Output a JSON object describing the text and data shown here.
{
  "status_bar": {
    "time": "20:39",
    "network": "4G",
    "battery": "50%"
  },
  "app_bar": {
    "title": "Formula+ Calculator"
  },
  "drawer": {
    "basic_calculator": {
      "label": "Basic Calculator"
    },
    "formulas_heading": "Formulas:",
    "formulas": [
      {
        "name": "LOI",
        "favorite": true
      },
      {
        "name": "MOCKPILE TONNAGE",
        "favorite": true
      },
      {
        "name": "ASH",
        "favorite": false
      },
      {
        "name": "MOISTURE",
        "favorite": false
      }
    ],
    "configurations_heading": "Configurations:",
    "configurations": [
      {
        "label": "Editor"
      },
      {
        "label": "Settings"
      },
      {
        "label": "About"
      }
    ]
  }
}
• • • • •
OBJECTIVE: Extract each entry in full and write it down exactly.

SOLUTION FOR THIS EXERCISE:
Output a JSON object describing the text and data shown here.
{
  "status_bar": {
    "time": "20:39",
    "network": "4G",
    "battery": "50%"
  },
  "app_bar": {
    "title": "Formula+ Calculator"
  },
  "drawer": {
    "basic_calculator": {
      "label": "Basic Calculator"
    },
    "formulas_heading": "Formulas:",
    "formulas": [
      {
        "name": "LOI",
        "favorite": true
      },
      {
        "name": "MOCKPILE TONNAGE",
        "favorite": true
      },
      {
        "name": "ASH",
        "favorite": false
      },
      {
        "name": "MOISTURE",
        "favorite": false
      }
    ],
    "configurations_heading": "Configurations:",
    "configurations": [
      {
        "label": "Editor"
      },
      {
        "label": "Settings"
      },
      {
        "label": "About"
      }
    ]
  }
}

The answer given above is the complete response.